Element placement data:
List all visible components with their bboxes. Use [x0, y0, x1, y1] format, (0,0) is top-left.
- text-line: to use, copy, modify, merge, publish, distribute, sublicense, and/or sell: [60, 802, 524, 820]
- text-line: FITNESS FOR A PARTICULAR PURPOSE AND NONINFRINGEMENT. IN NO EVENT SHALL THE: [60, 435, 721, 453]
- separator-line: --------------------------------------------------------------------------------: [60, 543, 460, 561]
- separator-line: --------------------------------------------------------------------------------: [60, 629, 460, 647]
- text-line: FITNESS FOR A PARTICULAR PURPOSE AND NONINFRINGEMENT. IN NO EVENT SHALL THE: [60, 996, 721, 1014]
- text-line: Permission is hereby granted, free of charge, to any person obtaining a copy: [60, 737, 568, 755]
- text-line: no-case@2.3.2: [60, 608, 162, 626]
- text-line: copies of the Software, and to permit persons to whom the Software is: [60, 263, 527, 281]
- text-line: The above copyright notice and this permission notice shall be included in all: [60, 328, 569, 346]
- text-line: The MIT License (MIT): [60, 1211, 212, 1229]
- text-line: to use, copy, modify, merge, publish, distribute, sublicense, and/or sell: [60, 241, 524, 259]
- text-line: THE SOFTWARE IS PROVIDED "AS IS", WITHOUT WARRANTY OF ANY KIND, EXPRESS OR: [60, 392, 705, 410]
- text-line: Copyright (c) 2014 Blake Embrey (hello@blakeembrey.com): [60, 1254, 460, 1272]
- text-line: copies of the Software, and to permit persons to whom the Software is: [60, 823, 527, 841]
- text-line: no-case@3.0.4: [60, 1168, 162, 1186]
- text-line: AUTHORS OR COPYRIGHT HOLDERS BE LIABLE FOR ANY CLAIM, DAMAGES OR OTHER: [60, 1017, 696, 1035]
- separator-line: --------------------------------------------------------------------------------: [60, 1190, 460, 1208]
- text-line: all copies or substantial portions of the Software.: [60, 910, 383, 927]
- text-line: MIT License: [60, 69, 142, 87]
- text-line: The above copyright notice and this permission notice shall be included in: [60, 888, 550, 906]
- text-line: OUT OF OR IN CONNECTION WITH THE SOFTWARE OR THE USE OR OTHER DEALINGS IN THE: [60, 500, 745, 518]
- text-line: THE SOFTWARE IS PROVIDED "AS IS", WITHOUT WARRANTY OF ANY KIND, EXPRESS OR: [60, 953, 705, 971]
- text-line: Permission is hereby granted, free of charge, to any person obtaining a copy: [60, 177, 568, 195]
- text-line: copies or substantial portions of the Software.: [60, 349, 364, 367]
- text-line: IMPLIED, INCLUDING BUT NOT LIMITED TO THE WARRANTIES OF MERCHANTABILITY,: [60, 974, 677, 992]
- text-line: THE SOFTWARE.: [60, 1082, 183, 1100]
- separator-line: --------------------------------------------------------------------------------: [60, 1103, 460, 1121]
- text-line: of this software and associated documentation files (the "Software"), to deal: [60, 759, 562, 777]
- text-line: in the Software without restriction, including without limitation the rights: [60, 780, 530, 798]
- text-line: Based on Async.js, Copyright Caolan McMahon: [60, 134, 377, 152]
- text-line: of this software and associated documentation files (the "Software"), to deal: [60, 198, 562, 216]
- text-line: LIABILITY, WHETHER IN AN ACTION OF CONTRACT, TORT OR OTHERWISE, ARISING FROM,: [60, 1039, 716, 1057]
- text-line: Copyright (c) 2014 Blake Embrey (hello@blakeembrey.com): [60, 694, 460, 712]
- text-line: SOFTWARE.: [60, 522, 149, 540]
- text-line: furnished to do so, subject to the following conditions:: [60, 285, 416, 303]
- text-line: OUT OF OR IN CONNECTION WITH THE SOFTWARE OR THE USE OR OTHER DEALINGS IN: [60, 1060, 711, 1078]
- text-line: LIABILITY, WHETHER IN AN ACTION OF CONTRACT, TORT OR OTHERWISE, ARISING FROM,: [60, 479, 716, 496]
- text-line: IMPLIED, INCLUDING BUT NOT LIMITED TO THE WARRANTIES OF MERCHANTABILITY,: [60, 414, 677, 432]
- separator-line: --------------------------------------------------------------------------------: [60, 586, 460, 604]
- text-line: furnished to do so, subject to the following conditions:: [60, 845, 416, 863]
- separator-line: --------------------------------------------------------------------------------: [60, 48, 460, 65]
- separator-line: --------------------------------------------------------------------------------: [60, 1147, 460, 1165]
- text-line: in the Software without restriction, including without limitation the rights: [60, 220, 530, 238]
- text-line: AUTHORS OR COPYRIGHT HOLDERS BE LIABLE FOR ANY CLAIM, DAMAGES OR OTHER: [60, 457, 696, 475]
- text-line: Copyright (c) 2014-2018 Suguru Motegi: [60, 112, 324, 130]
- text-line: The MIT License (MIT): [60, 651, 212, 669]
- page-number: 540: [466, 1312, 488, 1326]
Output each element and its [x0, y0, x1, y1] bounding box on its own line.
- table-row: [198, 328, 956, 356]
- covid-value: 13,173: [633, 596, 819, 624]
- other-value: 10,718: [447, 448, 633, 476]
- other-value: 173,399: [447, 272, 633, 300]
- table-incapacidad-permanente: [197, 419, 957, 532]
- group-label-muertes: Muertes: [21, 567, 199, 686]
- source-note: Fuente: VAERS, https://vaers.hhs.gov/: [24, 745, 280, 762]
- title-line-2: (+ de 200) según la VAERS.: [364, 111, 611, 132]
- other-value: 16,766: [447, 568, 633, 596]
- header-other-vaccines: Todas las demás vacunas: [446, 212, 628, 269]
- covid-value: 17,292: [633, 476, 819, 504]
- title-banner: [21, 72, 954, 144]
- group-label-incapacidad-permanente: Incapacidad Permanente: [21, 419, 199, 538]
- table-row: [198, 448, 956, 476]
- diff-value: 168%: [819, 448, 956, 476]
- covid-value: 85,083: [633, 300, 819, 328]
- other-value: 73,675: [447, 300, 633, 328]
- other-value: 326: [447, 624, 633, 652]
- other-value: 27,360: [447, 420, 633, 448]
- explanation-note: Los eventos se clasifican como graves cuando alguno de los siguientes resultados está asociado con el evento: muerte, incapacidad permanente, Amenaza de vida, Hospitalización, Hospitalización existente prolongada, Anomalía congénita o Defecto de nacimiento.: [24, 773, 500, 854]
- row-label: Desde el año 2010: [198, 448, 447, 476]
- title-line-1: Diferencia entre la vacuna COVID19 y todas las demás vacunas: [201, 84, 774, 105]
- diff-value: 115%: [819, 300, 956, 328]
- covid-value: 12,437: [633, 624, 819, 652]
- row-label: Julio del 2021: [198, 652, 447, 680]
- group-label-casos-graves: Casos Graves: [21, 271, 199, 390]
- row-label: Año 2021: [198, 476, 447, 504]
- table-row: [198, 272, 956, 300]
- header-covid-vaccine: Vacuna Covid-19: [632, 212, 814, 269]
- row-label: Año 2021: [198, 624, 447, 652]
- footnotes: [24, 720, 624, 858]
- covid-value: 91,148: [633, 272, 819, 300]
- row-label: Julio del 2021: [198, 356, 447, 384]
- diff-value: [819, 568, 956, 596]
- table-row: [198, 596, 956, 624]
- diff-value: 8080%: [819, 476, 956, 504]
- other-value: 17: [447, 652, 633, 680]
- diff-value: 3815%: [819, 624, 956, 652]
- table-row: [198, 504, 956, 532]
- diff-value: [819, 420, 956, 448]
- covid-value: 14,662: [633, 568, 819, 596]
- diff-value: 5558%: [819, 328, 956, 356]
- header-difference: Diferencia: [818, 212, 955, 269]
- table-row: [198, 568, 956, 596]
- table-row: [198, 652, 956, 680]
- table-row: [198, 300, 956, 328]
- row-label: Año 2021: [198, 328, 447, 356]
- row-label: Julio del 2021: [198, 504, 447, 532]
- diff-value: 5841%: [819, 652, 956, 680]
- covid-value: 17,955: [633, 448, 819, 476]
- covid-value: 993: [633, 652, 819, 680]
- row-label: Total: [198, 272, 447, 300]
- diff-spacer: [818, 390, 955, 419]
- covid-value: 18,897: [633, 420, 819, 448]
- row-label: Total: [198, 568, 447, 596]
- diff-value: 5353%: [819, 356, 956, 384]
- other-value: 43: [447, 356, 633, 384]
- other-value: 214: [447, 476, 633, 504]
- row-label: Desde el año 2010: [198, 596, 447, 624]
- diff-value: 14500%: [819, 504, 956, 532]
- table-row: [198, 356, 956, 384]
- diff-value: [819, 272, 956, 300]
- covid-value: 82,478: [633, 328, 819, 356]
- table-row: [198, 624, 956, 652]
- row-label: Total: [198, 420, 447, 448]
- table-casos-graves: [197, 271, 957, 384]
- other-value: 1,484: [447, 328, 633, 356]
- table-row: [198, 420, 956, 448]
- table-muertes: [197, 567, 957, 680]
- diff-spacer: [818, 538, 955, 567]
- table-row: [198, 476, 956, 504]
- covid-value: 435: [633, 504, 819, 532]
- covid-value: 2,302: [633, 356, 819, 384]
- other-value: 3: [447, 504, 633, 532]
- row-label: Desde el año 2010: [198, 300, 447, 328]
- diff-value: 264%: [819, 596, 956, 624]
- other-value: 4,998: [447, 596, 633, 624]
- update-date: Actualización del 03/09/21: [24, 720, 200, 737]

__Aim__
Retype the items from the start through the line containing "802, 524, 820]", both ends included, without any changes.

__Worked answer__
List all visible components with their bboxes. Use [x0, y0, x1, y1] format, (0,0) is top-left.
- text-line: to use, copy, modify, merge, publish, distribute, sublicense, and/or sell: [60, 802, 524, 820]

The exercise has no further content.